[Stored items]
▼
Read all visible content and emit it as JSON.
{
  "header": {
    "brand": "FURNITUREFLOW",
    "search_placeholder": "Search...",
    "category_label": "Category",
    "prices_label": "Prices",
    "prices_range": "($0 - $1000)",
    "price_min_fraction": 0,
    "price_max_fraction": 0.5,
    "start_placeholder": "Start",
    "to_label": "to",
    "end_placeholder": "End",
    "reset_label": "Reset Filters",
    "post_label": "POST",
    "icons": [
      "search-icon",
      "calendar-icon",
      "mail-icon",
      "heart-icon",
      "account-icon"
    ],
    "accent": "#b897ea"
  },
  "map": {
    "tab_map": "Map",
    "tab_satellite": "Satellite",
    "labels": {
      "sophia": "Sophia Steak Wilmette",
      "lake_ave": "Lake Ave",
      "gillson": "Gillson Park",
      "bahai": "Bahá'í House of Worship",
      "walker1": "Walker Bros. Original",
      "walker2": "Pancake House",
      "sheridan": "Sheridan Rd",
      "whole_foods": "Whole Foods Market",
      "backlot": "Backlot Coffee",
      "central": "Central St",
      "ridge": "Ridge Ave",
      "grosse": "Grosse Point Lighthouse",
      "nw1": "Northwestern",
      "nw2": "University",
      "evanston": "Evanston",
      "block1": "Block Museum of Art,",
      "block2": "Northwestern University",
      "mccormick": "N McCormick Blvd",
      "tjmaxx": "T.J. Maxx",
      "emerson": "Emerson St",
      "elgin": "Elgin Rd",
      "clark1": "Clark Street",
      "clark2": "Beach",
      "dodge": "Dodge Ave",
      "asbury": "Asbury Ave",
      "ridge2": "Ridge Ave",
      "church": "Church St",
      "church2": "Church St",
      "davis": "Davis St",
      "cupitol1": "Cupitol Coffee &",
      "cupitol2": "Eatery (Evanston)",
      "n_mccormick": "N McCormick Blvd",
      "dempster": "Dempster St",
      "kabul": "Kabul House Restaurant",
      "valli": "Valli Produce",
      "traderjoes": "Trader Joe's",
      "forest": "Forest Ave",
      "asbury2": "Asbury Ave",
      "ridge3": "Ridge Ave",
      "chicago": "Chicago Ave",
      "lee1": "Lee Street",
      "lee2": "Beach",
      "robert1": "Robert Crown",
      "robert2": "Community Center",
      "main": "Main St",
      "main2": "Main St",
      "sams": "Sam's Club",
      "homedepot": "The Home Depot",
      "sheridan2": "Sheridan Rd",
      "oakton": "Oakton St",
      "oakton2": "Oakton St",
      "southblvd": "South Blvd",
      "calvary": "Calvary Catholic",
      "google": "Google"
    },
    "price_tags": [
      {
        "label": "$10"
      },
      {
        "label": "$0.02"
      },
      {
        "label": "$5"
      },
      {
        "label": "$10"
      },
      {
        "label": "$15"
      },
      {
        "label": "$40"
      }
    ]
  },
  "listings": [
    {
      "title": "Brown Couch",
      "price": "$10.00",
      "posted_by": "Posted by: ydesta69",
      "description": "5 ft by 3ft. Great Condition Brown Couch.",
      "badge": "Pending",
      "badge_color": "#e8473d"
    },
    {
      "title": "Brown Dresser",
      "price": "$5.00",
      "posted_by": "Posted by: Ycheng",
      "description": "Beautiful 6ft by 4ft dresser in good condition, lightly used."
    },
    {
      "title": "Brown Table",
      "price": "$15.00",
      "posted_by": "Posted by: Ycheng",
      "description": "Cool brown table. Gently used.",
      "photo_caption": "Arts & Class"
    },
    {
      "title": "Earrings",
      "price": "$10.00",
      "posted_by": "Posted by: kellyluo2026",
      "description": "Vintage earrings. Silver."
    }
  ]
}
▲
*TASK*:
Output all preceding records character for character.

*SOLUTION FOR THIS EXERCISE*:
Read all visible content and emit it as JSON.
{
  "header": {
    "brand": "FURNITUREFLOW",
    "search_placeholder": "Search...",
    "category_label": "Category",
    "prices_label": "Prices",
    "prices_range": "($0 - $1000)",
    "price_min_fraction": 0,
    "price_max_fraction": 0.5,
    "start_placeholder": "Start",
    "to_label": "to",
    "end_placeholder": "End",
    "reset_label": "Reset Filters",
    "post_label": "POST",
    "icons": [
      "search-icon",
      "calendar-icon",
      "mail-icon",
      "heart-icon",
      "account-icon"
    ],
    "accent": "#b897ea"
  },
  "map": {
    "tab_map": "Map",
    "tab_satellite": "Satellite",
    "labels": {
      "sophia": "Sophia Steak Wilmette",
      "lake_ave": "Lake Ave",
      "gillson": "Gillson Park",
      "bahai": "Bahá'í House of Worship",
      "walker1": "Walker Bros. Original",
      "walker2": "Pancake House",
      "sheridan": "Sheridan Rd",
      "whole_foods": "Whole Foods Market",
      "backlot": "Backlot Coffee",
      "central": "Central St",
      "ridge": "Ridge Ave",
      "grosse": "Grosse Point Lighthouse",
      "nw1": "Northwestern",
      "nw2": "University",
      "evanston": "Evanston",
      "block1": "Block Museum of Art,",
      "block2": "Northwestern University",
      "mccormick": "N McCormick Blvd",
      "tjmaxx": "T.J. Maxx",
      "emerson": "Emerson St",
      "elgin": "Elgin Rd",
      "clark1": "Clark Street",
      "clark2": "Beach",
      "dodge": "Dodge Ave",
      "asbury": "Asbury Ave",
      "ridge2": "Ridge Ave",
      "church": "Church St",
      "church2": "Church St",
      "davis": "Davis St",
      "cupitol1": "Cupitol Coffee &",
      "cupitol2": "Eatery (Evanston)",
      "n_mccormick": "N McCormick Blvd",
      "dempster": "Dempster St",
      "kabul": "Kabul House Restaurant",
      "valli": "Valli Produce",
      "traderjoes": "Trader Joe's",
      "forest": "Forest Ave",
      "asbury2": "Asbury Ave",
      "ridge3": "Ridge Ave",
      "chicago": "Chicago Ave",
      "lee1": "Lee Street",
      "lee2": "Beach",
      "robert1": "Robert Crown",
      "robert2": "Community Center",
      "main": "Main St",
      "main2": "Main St",
      "sams": "Sam's Club",
      "homedepot": "The Home Depot",
      "sheridan2": "Sheridan Rd",
      "oakton": "Oakton St",
      "oakton2": "Oakton St",
      "southblvd": "South Blvd",
      "calvary": "Calvary Catholic",
      "google": "Google"
    },
    "price_tags": [
      {
        "label": "$10"
      },
      {
        "label": "$0.02"
      },
      {
        "label": "$5"
      },
      {
        "label": "$10"
      },
      {
        "label": "$15"
      },
      {
        "label": "$40"
      }
    ]
  },
  "listings": [
    {
      "title": "Brown Couch",
      "price": "$10.00",
      "posted_by": "Posted by: ydesta69",
      "description": "5 ft by 3ft. Great Condition Brown Couch.",
      "badge": "Pending",
      "badge_color": "#e8473d"
    },
    {
      "title": "Brown Dresser",
      "price": "$5.00",
      "posted_by": "Posted by: Ycheng",
      "description": "Beautiful 6ft by 4ft dresser in good condition, lightly used."
    },
    {
      "title": "Brown Table",
      "price": "$15.00",
      "posted_by": "Posted by: Ycheng",
      "description": "Cool brown table. Gently used.",
      "photo_caption": "Arts & Class"
    },
    {
      "title": "Earrings",
      "price": "$10.00",
      "posted_by": "Posted by: kellyluo2026",
      "description": "Vintage earrings. Silver."
    }
  ]
}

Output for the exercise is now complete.